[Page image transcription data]
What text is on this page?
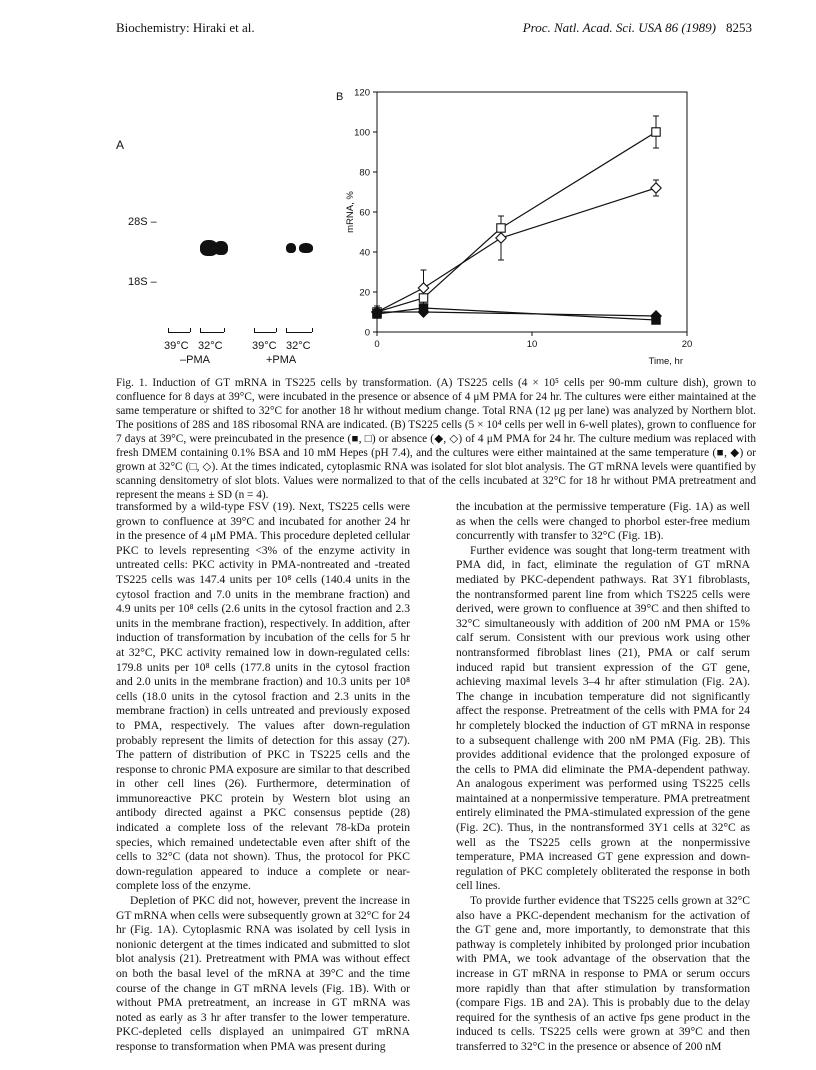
Biochemistry: Hiraki et al.	Proc. Natl. Acad. Sci. USA 86 (1989) 8253
A
28S –
18S –
39°C 32°C	39°C 32°C
–PMA	+PMA
B
0
20
40
60
80
100
120
0	10	20
Time, hr
mRNA, %

Fig. 1. Induction of GT mRNA in TS225 cells by transformation. (A) TS225 cells (4 × 10⁵ cells per 90-mm culture dish), grown to confluence for 8 days at 39°C, were incubated in the presence or absence of 4 μM PMA for 24 hr. The cultures were either maintained at the same temperature or shifted to 32°C for another 18 hr without medium change. Total RNA (12 μg per lane) was analyzed by Northern blot. The positions of 28S and 18S ribosomal RNA are indicated. (B) TS225 cells (5 × 10⁴ cells per well in 6-well plates), grown to confluence for 7 days at 39°C, were preincubated in the presence (■, □) or absence (◆, ◇) of 4 μM PMA for 24 hr. The culture medium was replaced with fresh DMEM containing 0.1% BSA and 10 mM Hepes (pH 7.4), and the cultures were either maintained at the same temperature (■, ◆) or grown at 32°C (□, ◇). At the times indicated, cytoplasmic RNA was isolated for slot blot analysis. The GT mRNA levels were quantified by scanning densitometry of slot blots. Values were normalized to that of the cells incubated at 32°C for 18 hr without PMA pretreatment and represent the means ± SD (n = 4).

transformed by a wild-type FSV (19). Next, TS225 cells were grown to confluence at 39°C and incubated for another 24 hr in the presence of 4 μM PMA. This procedure depleted cellular PKC to levels representing <3% of the enzyme activity in untreated cells: PKC activity in PMA-nontreated and -treated TS225 cells was 147.4 units per 10⁸ cells (140.4 units in the cytosol fraction and 7.0 units in the membrane fraction) and 4.9 units per 10⁸ cells (2.6 units in the cytosol fraction and 2.3 units in the membrane fraction), respectively. In addition, after induction of transformation by incubation of the cells for 5 hr at 32°C, PKC activity remained low in down-regulated cells: 179.8 units per 10⁸ cells (177.8 units in the cytosol fraction and 2.0 units in the membrane fraction) and 10.3 units per 10⁸ cells (18.0 units in the cytosol fraction and 2.3 units in the membrane fraction) in cells untreated and previously exposed to PMA, respectively. The values after down-regulation probably represent the limits of detection for this assay (27). The pattern of distribution of PKC in TS225 cells and the response to chronic PMA exposure are similar to that described in other cell lines (26). Furthermore, determination of immunoreactive PKC protein by Western blot using an antibody directed against a PKC consensus peptide (28) indicated a complete loss of the relevant 78-kDa protein species, which remained undetectable even after shift of the cells to 32°C (data not shown). Thus, the protocol for PKC down-regulation appeared to induce a complete or near-complete loss of the enzyme.

Depletion of PKC did not, however, prevent the increase in GT mRNA when cells were subsequently grown at 32°C for 24 hr (Fig. 1A). Cytoplasmic RNA was isolated by cell lysis in nonionic detergent at the times indicated and submitted to slot blot analysis (21). Pretreatment with PMA was without effect on both the basal level of the mRNA at 39°C and the time course of the change in GT mRNA levels (Fig. 1B). With or without PMA pretreatment, an increase in GT mRNA was noted as early as 3 hr after transfer to the lower temperature. PKC-depleted cells displayed an unimpaired GT mRNA response to transformation when PMA was present during

the incubation at the permissive temperature (Fig. 1A) as well as when the cells were changed to phorbol ester-free medium concurrently with transfer to 32°C (Fig. 1B).

Further evidence was sought that long-term treatment with PMA did, in fact, eliminate the regulation of GT mRNA mediated by PKC-dependent pathways. Rat 3Y1 fibroblasts, the nontransformed parent line from which TS225 cells were derived, were grown to confluence at 39°C and then shifted to 32°C simultaneously with addition of 200 nM PMA or 15% calf serum. Consistent with our previous work using other nontransformed fibroblast lines (21), PMA or calf serum induced rapid but transient expression of the GT gene, achieving maximal levels 3–4 hr after stimulation (Fig. 2A). The change in incubation temperature did not significantly affect the response. Pretreatment of the cells with PMA for 24 hr completely blocked the induction of GT mRNA in response to a subsequent challenge with 200 nM PMA (Fig. 2B). This provides additional evidence that the prolonged exposure of the cells to PMA did eliminate the PMA-dependent pathway. An analogous experiment was performed using TS225 cells maintained at a nonpermissive temperature. PMA pretreatment entirely eliminated the PMA-stimulated expression of the gene (Fig. 2C). Thus, in the nontransformed 3Y1 cells at 32°C as well as the TS225 cells grown at the nonpermissive temperature, PMA increased GT gene expression and down-regulation of PKC completely obliterated the response in both cell lines.

To provide further evidence that TS225 cells grown at 32°C also have a PKC-dependent mechanism for the activation of the GT gene and, more importantly, to demonstrate that this pathway is completely inhibited by prolonged prior incubation with PMA, we took advantage of the observation that the increase in GT mRNA in response to PMA or serum occurs more rapidly than that after stimulation by transformation (compare Figs. 1B and 2A). This is probably due to the delay required for the synthesis of an active fps gene product in the induced ts cells. TS225 cells were grown at 39°C and then transferred to 32°C in the presence or absence of 200 nM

Goal of the exercise -> Filter the preceding entries down to the lines with "absence".

Response ->
Fig. 1. Induction of GT mRNA in TS225 cells by transformation. (A) TS225 cells (4 × 10⁵ cells per 90-mm culture dish), grown to confluence for 8 days at 39°C, were incubated in the presence or absence of 4 μM PMA for 24 hr. The cultures were either maintained at the same temperature or shifted to 32°C for another 18 hr without medium change. Total RNA (12 μg per lane) was analyzed by Northern blot. The positions of 28S and 18S ribosomal RNA are indicated. (B) TS225 cells (5 × 10⁴ cells per well in 6-well plates), grown to confluence for 7 days at 39°C, were preincubated in the presence (■, □) or absence (◆, ◇) of 4 μM PMA for 24 hr. The culture medium was replaced with fresh DMEM containing 0.1% BSA and 10 mM Hepes (pH 7.4), and the cultures were either maintained at the same temperature (■, ◆) or grown at 32°C (□, ◇). At the times indicated, cytoplasmic RNA was isolated for slot blot analysis. The GT mRNA levels were quantified by scanning densitometry of slot blots. Values were normalized to that of the cells incubated at 32°C for 18 hr without PMA pretreatment and represent the means ± SD (n = 4).
To provide further evidence that TS225 cells grown at 32°C also have a PKC-dependent mechanism for the activation of the GT gene and, more importantly, to demonstrate that this pathway is completely inhibited by prolonged prior incubation with PMA, we took advantage of the observation that the increase in GT mRNA in response to PMA or serum occurs more rapidly than that after stimulation by transformation (compare Figs. 1B and 2A). This is probably due to the delay required for the synthesis of an active fps gene product in the induced ts cells. TS225 cells were grown at 39°C and then transferred to 32°C in the presence or absence of 200 nM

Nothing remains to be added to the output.